Written task
Copy out every line of the records where the string "this" occurs.

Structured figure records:

■ ■ ■

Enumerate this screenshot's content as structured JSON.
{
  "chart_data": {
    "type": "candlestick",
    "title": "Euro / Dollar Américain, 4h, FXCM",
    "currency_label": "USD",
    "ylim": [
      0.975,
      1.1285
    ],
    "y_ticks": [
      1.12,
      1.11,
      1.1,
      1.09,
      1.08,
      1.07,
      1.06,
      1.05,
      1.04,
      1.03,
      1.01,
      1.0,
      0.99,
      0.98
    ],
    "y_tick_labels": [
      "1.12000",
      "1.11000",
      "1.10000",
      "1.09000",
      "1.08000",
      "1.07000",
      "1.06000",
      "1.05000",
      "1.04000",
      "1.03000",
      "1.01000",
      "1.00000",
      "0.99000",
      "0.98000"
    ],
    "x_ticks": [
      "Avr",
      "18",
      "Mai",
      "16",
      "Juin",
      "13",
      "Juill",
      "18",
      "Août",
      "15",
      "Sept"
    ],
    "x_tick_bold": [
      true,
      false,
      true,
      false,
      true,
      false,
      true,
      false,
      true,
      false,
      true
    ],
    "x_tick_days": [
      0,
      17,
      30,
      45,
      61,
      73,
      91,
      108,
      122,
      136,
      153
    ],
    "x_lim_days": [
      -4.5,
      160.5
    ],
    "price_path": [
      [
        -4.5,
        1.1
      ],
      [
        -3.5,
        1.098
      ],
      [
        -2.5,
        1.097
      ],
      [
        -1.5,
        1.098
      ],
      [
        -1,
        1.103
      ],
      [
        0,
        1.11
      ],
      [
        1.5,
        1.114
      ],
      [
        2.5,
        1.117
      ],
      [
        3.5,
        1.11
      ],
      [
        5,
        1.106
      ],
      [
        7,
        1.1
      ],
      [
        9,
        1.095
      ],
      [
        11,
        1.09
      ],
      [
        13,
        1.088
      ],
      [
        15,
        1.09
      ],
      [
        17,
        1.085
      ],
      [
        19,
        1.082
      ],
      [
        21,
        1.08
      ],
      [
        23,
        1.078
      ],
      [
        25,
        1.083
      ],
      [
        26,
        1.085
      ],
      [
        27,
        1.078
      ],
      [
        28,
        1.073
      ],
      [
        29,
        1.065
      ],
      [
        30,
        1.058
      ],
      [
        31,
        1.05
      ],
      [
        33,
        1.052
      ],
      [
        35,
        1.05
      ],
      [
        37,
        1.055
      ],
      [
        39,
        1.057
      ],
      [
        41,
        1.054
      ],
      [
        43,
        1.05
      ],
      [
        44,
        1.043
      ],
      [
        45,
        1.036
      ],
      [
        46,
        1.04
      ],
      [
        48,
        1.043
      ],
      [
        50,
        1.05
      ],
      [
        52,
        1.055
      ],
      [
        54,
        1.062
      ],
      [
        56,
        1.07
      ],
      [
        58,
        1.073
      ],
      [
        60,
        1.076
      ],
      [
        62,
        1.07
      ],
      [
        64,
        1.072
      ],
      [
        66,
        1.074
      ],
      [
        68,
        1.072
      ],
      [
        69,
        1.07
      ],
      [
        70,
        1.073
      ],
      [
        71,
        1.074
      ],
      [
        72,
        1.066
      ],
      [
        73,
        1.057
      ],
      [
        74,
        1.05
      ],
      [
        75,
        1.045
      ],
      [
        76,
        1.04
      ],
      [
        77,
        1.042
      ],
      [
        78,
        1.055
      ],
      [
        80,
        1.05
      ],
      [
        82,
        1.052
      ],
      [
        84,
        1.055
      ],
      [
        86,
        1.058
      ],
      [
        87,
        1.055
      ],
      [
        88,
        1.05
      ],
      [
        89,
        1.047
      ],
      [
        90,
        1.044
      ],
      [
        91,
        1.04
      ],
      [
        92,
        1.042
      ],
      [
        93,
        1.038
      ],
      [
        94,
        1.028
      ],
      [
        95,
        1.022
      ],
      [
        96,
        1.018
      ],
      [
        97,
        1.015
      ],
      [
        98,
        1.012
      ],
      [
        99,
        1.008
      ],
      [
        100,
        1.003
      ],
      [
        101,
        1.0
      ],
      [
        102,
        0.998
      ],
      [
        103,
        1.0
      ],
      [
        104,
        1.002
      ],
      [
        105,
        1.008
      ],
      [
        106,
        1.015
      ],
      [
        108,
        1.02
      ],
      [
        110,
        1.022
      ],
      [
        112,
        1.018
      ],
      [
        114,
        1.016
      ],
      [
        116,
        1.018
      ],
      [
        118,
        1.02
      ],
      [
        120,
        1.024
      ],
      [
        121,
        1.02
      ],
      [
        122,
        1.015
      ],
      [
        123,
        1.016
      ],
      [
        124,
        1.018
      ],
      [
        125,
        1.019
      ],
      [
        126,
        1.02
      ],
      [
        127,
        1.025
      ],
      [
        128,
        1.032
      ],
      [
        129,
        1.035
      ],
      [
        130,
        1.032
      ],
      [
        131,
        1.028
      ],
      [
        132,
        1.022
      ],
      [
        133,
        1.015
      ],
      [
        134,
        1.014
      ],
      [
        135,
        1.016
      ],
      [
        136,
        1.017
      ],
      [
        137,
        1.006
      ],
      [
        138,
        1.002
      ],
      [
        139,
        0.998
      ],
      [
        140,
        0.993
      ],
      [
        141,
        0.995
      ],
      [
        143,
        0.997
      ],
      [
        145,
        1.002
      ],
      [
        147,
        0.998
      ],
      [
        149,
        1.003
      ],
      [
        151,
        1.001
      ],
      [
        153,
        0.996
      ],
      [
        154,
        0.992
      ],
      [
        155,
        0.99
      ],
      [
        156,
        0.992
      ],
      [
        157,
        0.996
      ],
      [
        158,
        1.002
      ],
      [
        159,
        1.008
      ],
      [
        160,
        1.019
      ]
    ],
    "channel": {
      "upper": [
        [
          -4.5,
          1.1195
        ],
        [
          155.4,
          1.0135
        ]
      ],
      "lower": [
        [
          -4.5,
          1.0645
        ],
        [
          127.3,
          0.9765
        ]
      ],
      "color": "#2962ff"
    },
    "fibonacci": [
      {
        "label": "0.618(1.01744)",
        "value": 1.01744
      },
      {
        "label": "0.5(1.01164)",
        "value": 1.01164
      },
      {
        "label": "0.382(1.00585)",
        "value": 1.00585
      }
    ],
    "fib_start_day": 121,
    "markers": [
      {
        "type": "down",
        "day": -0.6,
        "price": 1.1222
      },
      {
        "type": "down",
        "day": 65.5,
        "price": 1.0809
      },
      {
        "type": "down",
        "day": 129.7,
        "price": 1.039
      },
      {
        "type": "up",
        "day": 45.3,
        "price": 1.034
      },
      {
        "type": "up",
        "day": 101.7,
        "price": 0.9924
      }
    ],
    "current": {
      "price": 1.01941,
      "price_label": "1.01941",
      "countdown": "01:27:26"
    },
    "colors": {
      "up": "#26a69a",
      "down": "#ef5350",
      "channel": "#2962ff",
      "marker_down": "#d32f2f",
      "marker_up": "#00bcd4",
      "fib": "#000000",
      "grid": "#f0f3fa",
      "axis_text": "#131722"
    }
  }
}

■ ■ ■

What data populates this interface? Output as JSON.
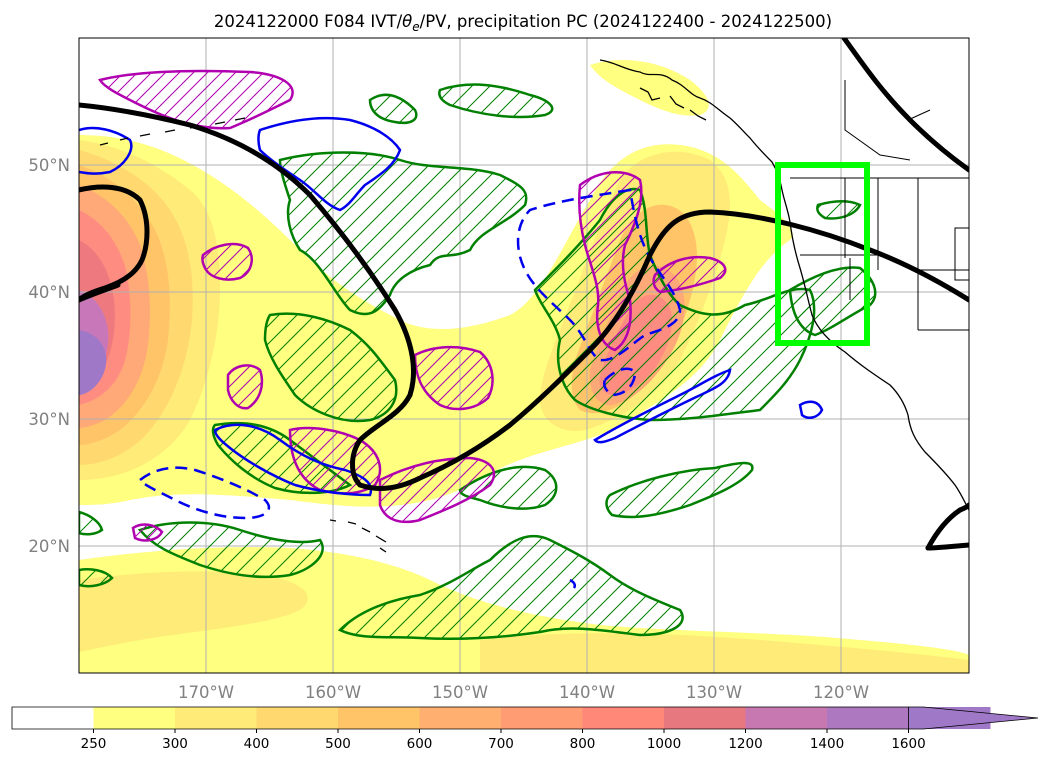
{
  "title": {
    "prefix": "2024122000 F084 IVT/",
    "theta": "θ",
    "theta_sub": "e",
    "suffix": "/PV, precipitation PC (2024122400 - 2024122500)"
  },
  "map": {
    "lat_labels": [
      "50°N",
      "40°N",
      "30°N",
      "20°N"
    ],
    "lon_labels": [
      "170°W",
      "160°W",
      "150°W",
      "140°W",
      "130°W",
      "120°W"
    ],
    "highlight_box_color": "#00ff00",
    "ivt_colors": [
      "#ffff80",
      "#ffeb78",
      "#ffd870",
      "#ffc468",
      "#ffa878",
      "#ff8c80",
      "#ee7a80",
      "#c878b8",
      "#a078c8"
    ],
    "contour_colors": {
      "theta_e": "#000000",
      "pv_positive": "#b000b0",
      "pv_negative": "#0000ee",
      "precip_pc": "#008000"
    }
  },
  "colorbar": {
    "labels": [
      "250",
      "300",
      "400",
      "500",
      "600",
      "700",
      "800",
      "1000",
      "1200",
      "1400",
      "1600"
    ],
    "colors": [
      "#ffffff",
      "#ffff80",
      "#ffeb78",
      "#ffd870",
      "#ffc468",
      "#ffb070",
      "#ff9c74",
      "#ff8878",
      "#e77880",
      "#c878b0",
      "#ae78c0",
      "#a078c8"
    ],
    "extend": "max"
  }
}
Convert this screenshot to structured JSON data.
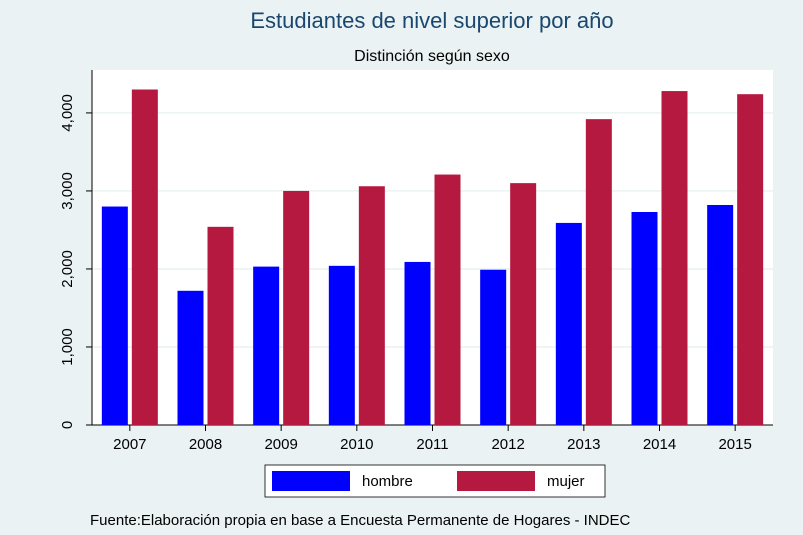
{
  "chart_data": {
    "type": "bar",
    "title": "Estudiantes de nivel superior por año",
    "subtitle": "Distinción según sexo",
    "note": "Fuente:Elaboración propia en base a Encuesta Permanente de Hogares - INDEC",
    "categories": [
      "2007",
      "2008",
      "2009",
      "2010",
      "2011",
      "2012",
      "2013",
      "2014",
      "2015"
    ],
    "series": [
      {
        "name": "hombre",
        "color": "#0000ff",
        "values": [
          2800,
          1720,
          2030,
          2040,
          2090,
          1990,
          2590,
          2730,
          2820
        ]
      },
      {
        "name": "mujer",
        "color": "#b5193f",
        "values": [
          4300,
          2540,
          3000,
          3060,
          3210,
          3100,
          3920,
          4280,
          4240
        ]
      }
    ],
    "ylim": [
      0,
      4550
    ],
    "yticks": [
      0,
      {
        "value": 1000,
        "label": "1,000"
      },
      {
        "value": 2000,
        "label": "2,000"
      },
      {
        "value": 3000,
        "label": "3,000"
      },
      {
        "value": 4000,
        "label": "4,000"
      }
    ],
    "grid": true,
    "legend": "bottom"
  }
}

■ ■ ■

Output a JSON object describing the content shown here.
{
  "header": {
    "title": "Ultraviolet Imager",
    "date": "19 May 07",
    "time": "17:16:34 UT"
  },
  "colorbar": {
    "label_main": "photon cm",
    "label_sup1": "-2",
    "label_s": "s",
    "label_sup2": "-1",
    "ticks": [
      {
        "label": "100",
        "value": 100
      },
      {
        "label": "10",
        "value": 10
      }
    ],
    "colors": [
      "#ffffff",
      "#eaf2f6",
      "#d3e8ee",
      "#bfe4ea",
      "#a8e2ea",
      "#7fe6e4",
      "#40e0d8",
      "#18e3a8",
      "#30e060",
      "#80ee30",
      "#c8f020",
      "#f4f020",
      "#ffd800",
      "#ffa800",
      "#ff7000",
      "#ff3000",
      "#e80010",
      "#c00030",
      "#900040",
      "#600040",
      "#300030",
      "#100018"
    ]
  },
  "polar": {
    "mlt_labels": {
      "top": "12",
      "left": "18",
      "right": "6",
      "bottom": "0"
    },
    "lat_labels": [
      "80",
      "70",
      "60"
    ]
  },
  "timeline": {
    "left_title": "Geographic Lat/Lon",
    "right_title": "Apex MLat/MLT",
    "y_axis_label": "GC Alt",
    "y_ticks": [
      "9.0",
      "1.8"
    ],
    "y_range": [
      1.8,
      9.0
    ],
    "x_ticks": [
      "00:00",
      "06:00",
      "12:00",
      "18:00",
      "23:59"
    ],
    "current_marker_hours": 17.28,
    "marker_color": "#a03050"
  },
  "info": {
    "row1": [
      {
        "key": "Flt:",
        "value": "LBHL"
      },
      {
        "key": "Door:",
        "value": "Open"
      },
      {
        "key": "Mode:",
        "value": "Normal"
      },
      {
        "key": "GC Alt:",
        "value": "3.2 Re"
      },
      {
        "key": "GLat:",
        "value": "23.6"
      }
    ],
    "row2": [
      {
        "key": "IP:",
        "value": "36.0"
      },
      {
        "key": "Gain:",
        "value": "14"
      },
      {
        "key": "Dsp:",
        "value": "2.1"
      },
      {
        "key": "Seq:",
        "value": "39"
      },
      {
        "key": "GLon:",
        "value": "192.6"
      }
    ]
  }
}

■ ■ ■

Worked answer
Enumerate this screenshot's content as structured JSON.
What data populates this interface? Output as JSON.
Convert this screenshot to structured JSON data.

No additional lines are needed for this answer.